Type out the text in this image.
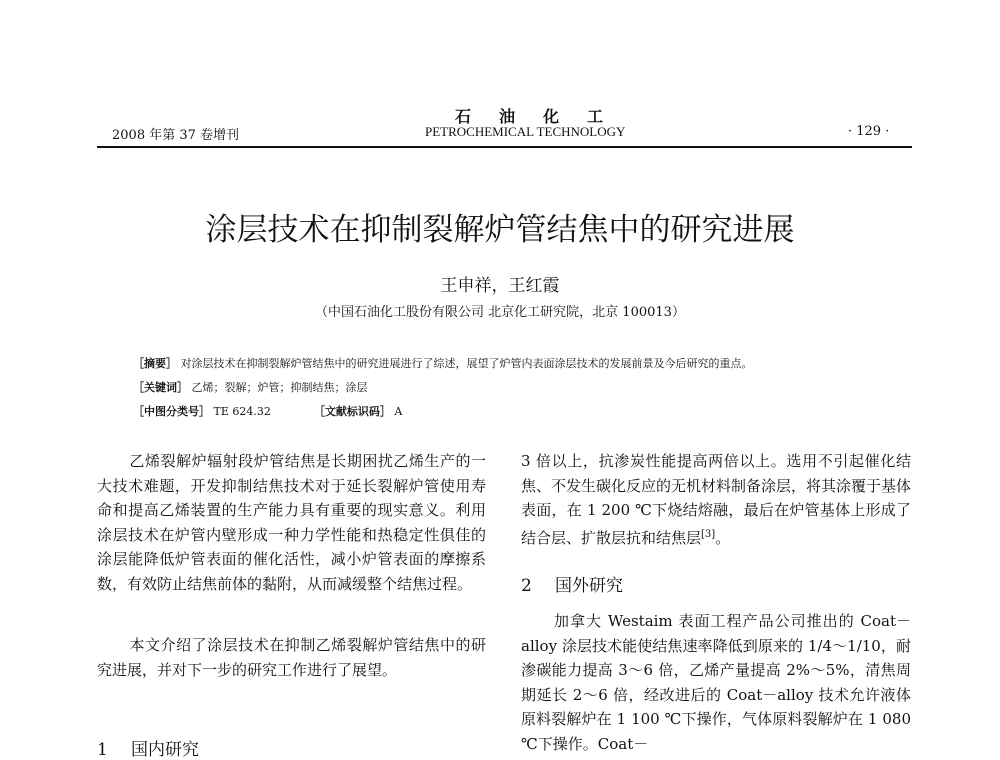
石油化工
2008 年第 37 卷增刊	PETROCHEMICAL TECHNOLOGY	· 129 ·
涂层技术在抑制裂解炉管结焦中的研究进展
王申祥，王红霞
（中国石油化工股份有限公司 北京化工研究院，北京 100013）
［摘要］ 对涂层技术在抑制裂解炉管结焦中的研究进展进行了综述，展望了炉管内表面涂层技术的发展前景及今后研究的重点。
［关键词］ 乙烯；裂解；炉管；抑制结焦；涂层
［中图分类号］ TE 624.32	［文献标识码］ A

乙烯裂解炉辐射段炉管结焦是长期困扰乙烯生产的一大技术难题，开发抑制结焦技术对于延长裂解炉管使用寿命和提高乙烯装置的生产能力具有重要的现实意义。利用涂层技术在炉管内壁形成一种力学性能和热稳定性俱佳的涂层能降低炉管表面的催化活性，减小炉管表面的摩擦系数，有效防止结焦前体的黏附，从而减缓整个结焦过程。

本文介绍了涂层技术在抑制乙烯裂解炉管结焦中的研究进展，并对下一步的研究工作进行了展望。

1 国内研究

3 倍以上，抗渗炭性能提高两倍以上。选用不引起催化结焦、不发生碳化反应的无机材料制备涂层，将其涂覆于基体表面，在 1 200 ℃下烧结熔融，最后在炉管基体上形成了结合层、扩散层抗和结焦层[3]。

2 国外研究

加拿大 Westaim 表面工程产品公司推出的 Coat－alloy 涂层技术能使结焦速率降低到原来的 1/4～1/10，耐渗碳能力提高 3～6 倍，乙烯产量提高 2%～5%，清焦周期延长 2～6 倍，经改进后的 Coat－alloy 技术允许液体原料裂解炉在 1 100 ℃下操作，气体原料裂解炉在 1 080 ℃下操作。Coat－
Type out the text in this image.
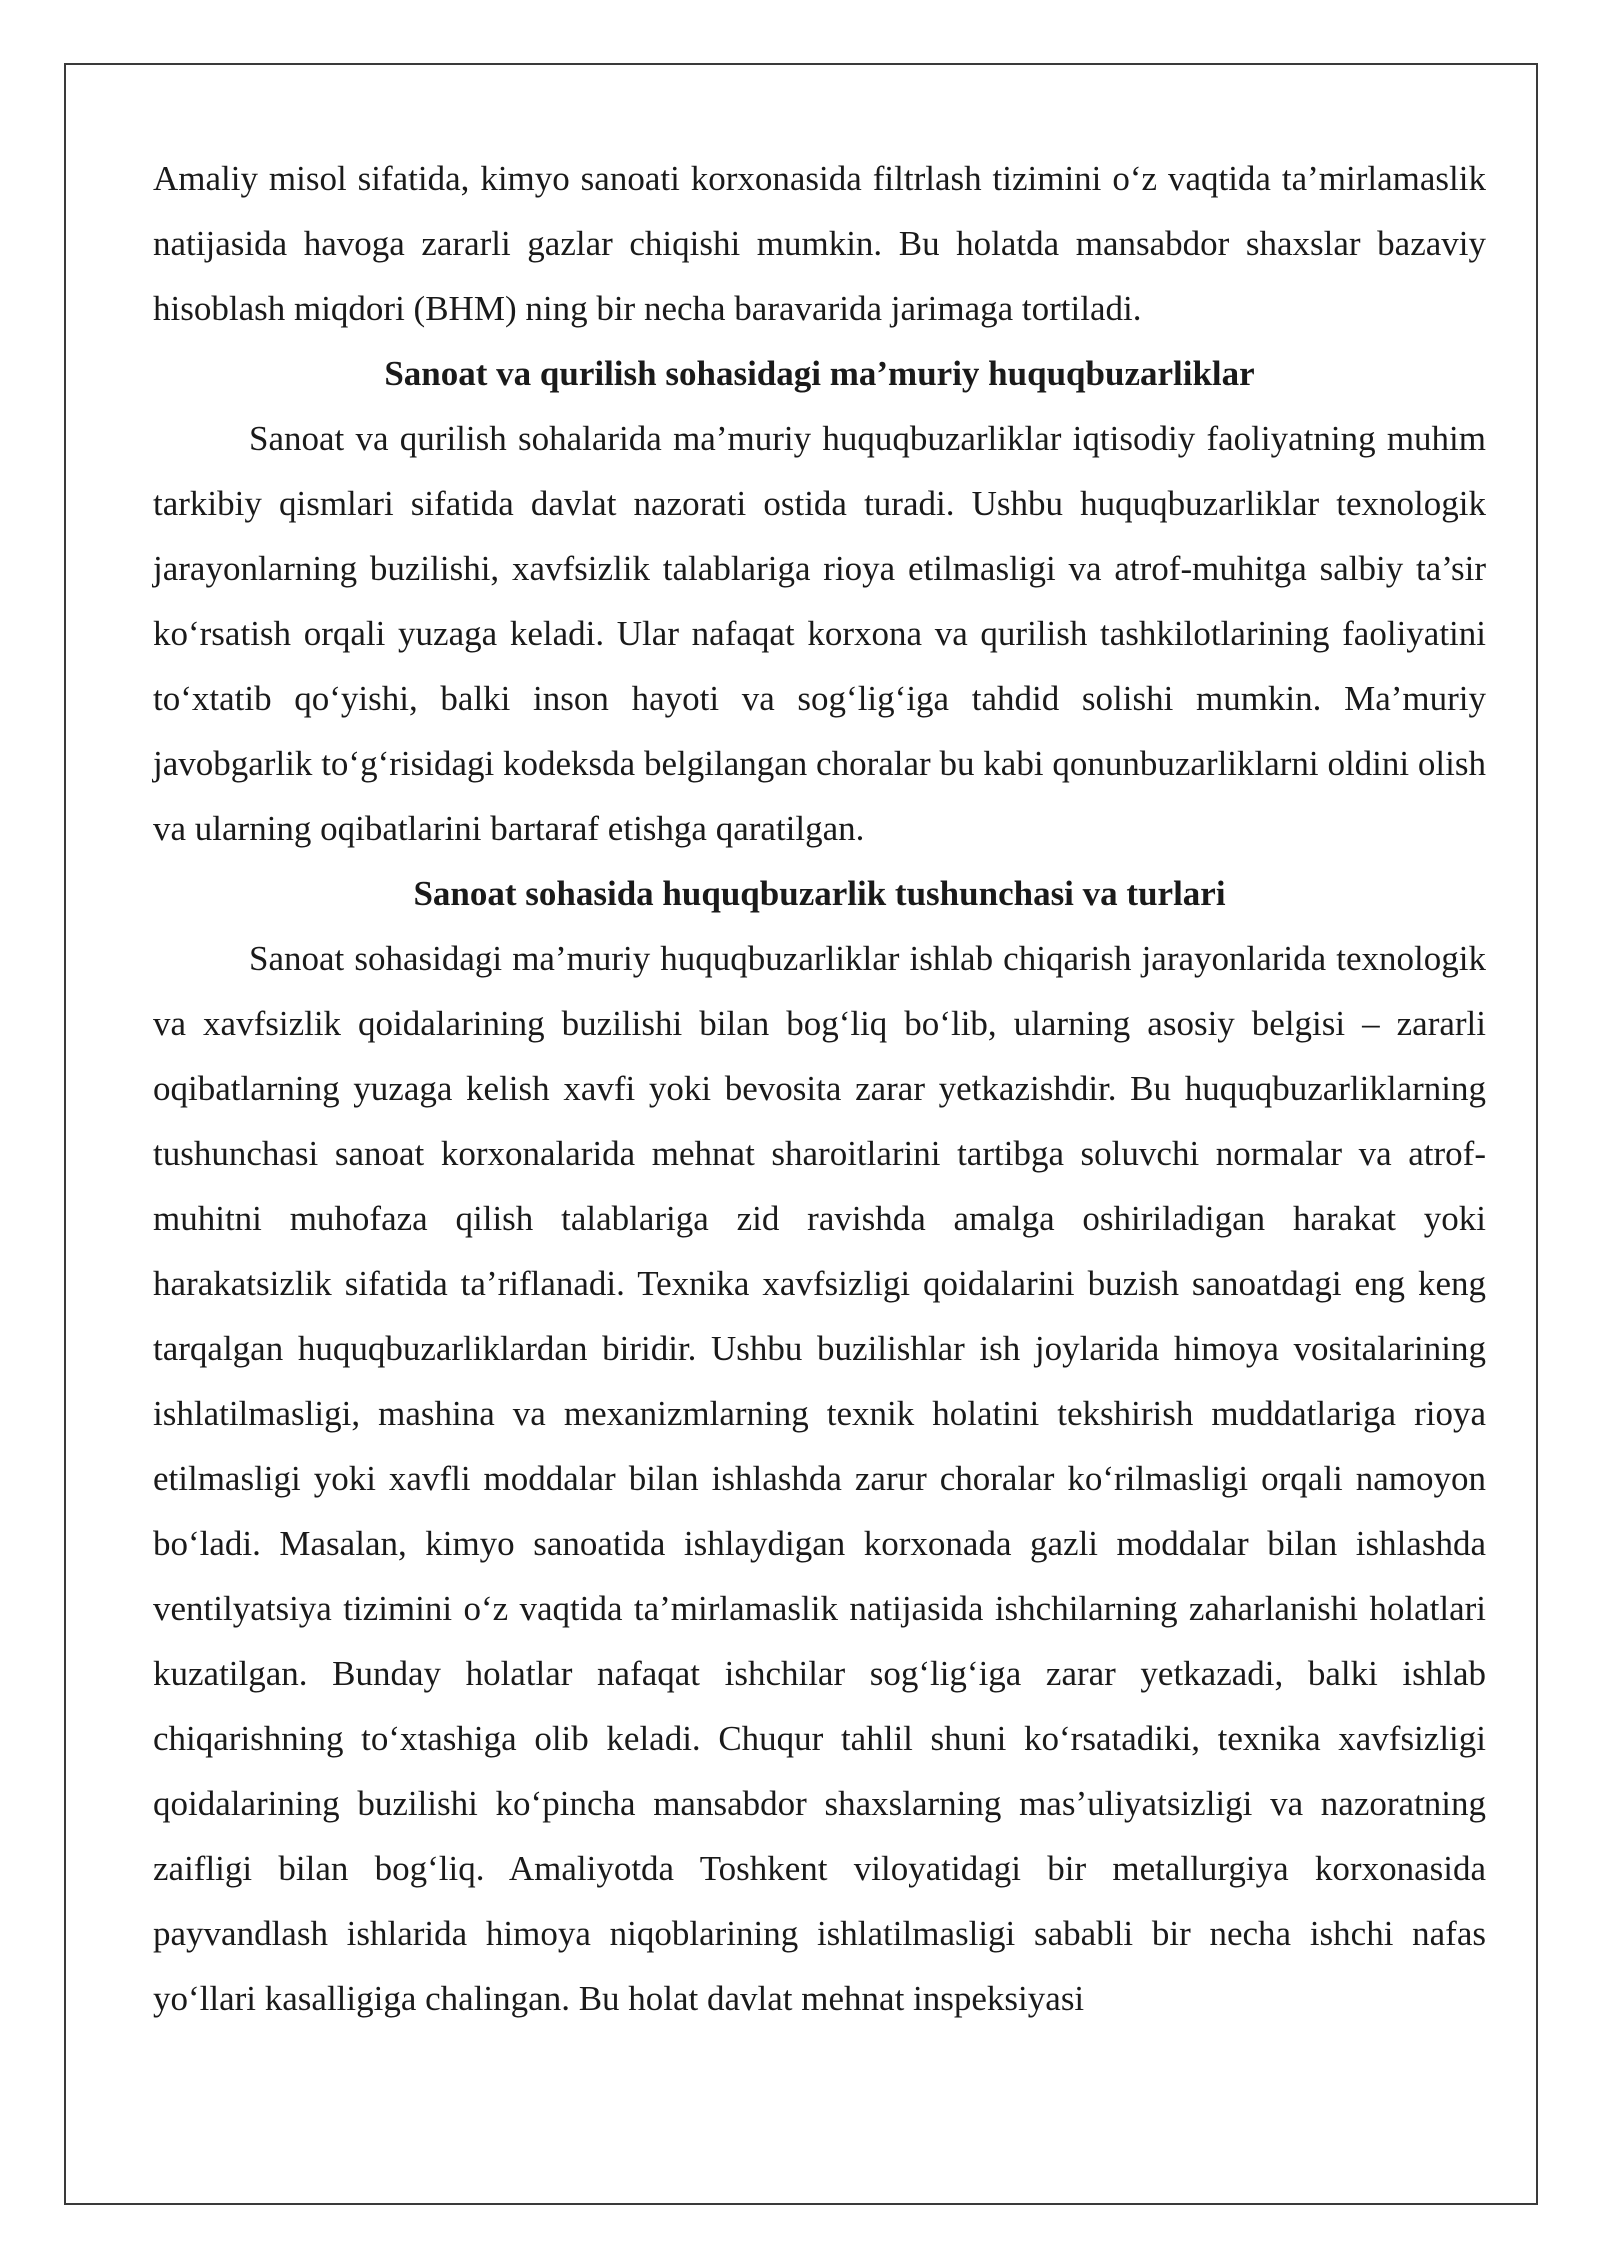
Amaliy misol sifatida, kimyo sanoati korxonasida filtrlash tizimini o‘z vaqtida ta’mirlamaslik natijasida havoga zararli gazlar chiqishi mumkin. Bu holatda mansabdor shaxslar bazaviy hisoblash miqdori (BHM) ning bir necha baravarida jarimaga tortiladi.

Sanoat va qurilish sohasidagi ma’muriy huquqbuzarliklar

Sanoat va qurilish sohalarida ma’muriy huquqbuzarliklar iqtisodiy faoliyatning muhim tarkibiy qismlari sifatida davlat nazorati ostida turadi. Ushbu huquqbuzarliklar texnologik jarayonlarning buzilishi, xavfsizlik talablariga rioya etilmasligi va atrof-muhitga salbiy ta’sir ko‘rsatish orqali yuzaga keladi. Ular nafaqat korxona va qurilish tashkilotlarining faoliyatini to‘xtatib qo‘yishi, balki inson hayoti va sog‘lig‘iga tahdid solishi mumkin. Ma’muriy javobgarlik to‘g‘risidagi kodeksda belgilangan choralar bu kabi qonunbuzarliklarni oldini olish va ularning oqibatlarini bartaraf etishga qaratilgan.

Sanoat sohasida huquqbuzarlik tushunchasi va turlari

Sanoat sohasidagi ma’muriy huquqbuzarliklar ishlab chiqarish jarayonlarida texnologik va xavfsizlik qoidalarining buzilishi bilan bog‘liq bo‘lib, ularning asosiy belgisi – zararli oqibatlarning yuzaga kelish xavfi yoki bevosita zarar yetkazishdir. Bu huquqbuzarliklarning tushunchasi sanoat korxonalarida mehnat sharoitlarini tartibga soluvchi normalar va atrof-muhitni muhofaza qilish talablariga zid ravishda amalga oshiriladigan harakat yoki harakatsizlik sifatida ta’riflanadi. Texnika xavfsizligi qoidalarini buzish sanoatdagi eng keng tarqalgan huquqbuzarliklardan biridir. Ushbu buzilishlar ish joylarida himoya vositalarining ishlatilmasligi, mashina va mexanizmlarning texnik holatini tekshirish muddatlariga rioya etilmasligi yoki xavfli moddalar bilan ishlashda zarur choralar ko‘rilmasligi orqali namoyon bo‘ladi. Masalan, kimyo sanoatida ishlaydigan korxonada gazli moddalar bilan ishlashda ventilyatsiya tizimini o‘z vaqtida ta’mirlamaslik natijasida ishchilarning zaharlanishi holatlari kuzatilgan. Bunday holatlar nafaqat ishchilar sog‘lig‘iga zarar yetkazadi, balki ishlab chiqarishning to‘xtashiga olib keladi. Chuqur tahlil shuni ko‘rsatadiki, texnika xavfsizligi qoidalarining buzilishi ko‘pincha mansabdor shaxslarning mas’uliyatsizligi va nazoratning zaifligi bilan bog‘liq. Amaliyotda Toshkent viloyatidagi bir metallurgiya korxonasida payvandlash ishlarida himoya niqoblarining ishlatilmasligi sababli bir necha ishchi nafas yo‘llari kasalligiga chalingan. Bu holat davlat mehnat inspeksiyasi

#####

§ **TO BE DONE**: Every entry above is to be set down exactly; the pictures are to be left out.

§ **ANSWER TO THIS TASK**:
Type out the text in this image.
石油化工
2008 年第 37 卷增刊	PETROCHEMICAL TECHNOLOGY	· 129 ·
涂层技术在抑制裂解炉管结焦中的研究进展
王申祥，王红霞
（中国石油化工股份有限公司 北京化工研究院，北京 100013）
［摘要］ 对涂层技术在抑制裂解炉管结焦中的研究进展进行了综述，展望了炉管内表面涂层技术的发展前景及今后研究的重点。
［关键词］ 乙烯；裂解；炉管；抑制结焦；涂层
［中图分类号］ TE 624.32	［文献标识码］ A

乙烯裂解炉辐射段炉管结焦是长期困扰乙烯生产的一大技术难题，开发抑制结焦技术对于延长裂解炉管使用寿命和提高乙烯装置的生产能力具有重要的现实意义。利用涂层技术在炉管内壁形成一种力学性能和热稳定性俱佳的涂层能降低炉管表面的催化活性，减小炉管表面的摩擦系数，有效防止结焦前体的黏附，从而减缓整个结焦过程。

本文介绍了涂层技术在抑制乙烯裂解炉管结焦中的研究进展，并对下一步的研究工作进行了展望。

1 国内研究

3 倍以上，抗渗炭性能提高两倍以上。选用不引起催化结焦、不发生碳化反应的无机材料制备涂层，将其涂覆于基体表面，在 1 200 ℃下烧结熔融，最后在炉管基体上形成了结合层、扩散层抗和结焦层[3]。

2 国外研究

加拿大 Westaim 表面工程产品公司推出的 Coat－alloy 涂层技术能使结焦速率降低到原来的 1/4～1/10，耐渗碳能力提高 3～6 倍，乙烯产量提高 2%～5%，清焦周期延长 2～6 倍，经改进后的 Coat－alloy 技术允许液体原料裂解炉在 1 100 ℃下操作，气体原料裂解炉在 1 080 ℃下操作。Coat－
Type out the text in this image.
Amaliy misol sifatida, kimyo sanoati korxonasida filtrlash tizimini o‘z vaqtida ta’mirlamaslik natijasida havoga zararli gazlar chiqishi mumkin. Bu holatda mansabdor shaxslar bazaviy hisoblash miqdori (BHM) ning bir necha baravarida jarimaga tortiladi.

Sanoat va qurilish sohasidagi ma’muriy huquqbuzarliklar

Sanoat va qurilish sohalarida ma’muriy huquqbuzarliklar iqtisodiy faoliyatning muhim tarkibiy qismlari sifatida davlat nazorati ostida turadi. Ushbu huquqbuzarliklar texnologik jarayonlarning buzilishi, xavfsizlik talablariga rioya etilmasligi va atrof-muhitga salbiy ta’sir ko‘rsatish orqali yuzaga keladi. Ular nafaqat korxona va qurilish tashkilotlarining faoliyatini to‘xtatib qo‘yishi, balki inson hayoti va sog‘lig‘iga tahdid solishi mumkin. Ma’muriy javobgarlik to‘g‘risidagi kodeksda belgilangan choralar bu kabi qonunbuzarliklarni oldini olish va ularning oqibatlarini bartaraf etishga qaratilgan.

Sanoat sohasida huquqbuzarlik tushunchasi va turlari

Sanoat sohasidagi ma’muriy huquqbuzarliklar ishlab chiqarish jarayonlarida texnologik va xavfsizlik qoidalarining buzilishi bilan bog‘liq bo‘lib, ularning asosiy belgisi – zararli oqibatlarning yuzaga kelish xavfi yoki bevosita zarar yetkazishdir. Bu huquqbuzarliklarning tushunchasi sanoat korxonalarida mehnat sharoitlarini tartibga soluvchi normalar va atrof-muhitni muhofaza qilish talablariga zid ravishda amalga oshiriladigan harakat yoki harakatsizlik sifatida ta’riflanadi. Texnika xavfsizligi qoidalarini buzish sanoatdagi eng keng tarqalgan huquqbuzarliklardan biridir. Ushbu buzilishlar ish joylarida himoya vositalarining ishlatilmasligi, mashina va mexanizmlarning texnik holatini tekshirish muddatlariga rioya etilmasligi yoki xavfli moddalar bilan ishlashda zarur choralar ko‘rilmasligi orqali namoyon bo‘ladi. Masalan, kimyo sanoatida ishlaydigan korxonada gazli moddalar bilan ishlashda ventilyatsiya tizimini o‘z vaqtida ta’mirlamaslik natijasida ishchilarning zaharlanishi holatlari kuzatilgan. Bunday holatlar nafaqat ishchilar sog‘lig‘iga zarar yetkazadi, balki ishlab chiqarishning to‘xtashiga olib keladi. Chuqur tahlil shuni ko‘rsatadiki, texnika xavfsizligi qoidalarining buzilishi ko‘pincha mansabdor shaxslarning mas’uliyatsizligi va nazoratning zaifligi bilan bog‘liq. Amaliyotda Toshkent viloyatidagi bir metallurgiya korxonasida payvandlash ishlarida himoya niqoblarining ishlatilmasligi sababli bir necha ishchi nafas yo‘llari kasalligiga chalingan. Bu holat davlat mehnat inspeksiyasi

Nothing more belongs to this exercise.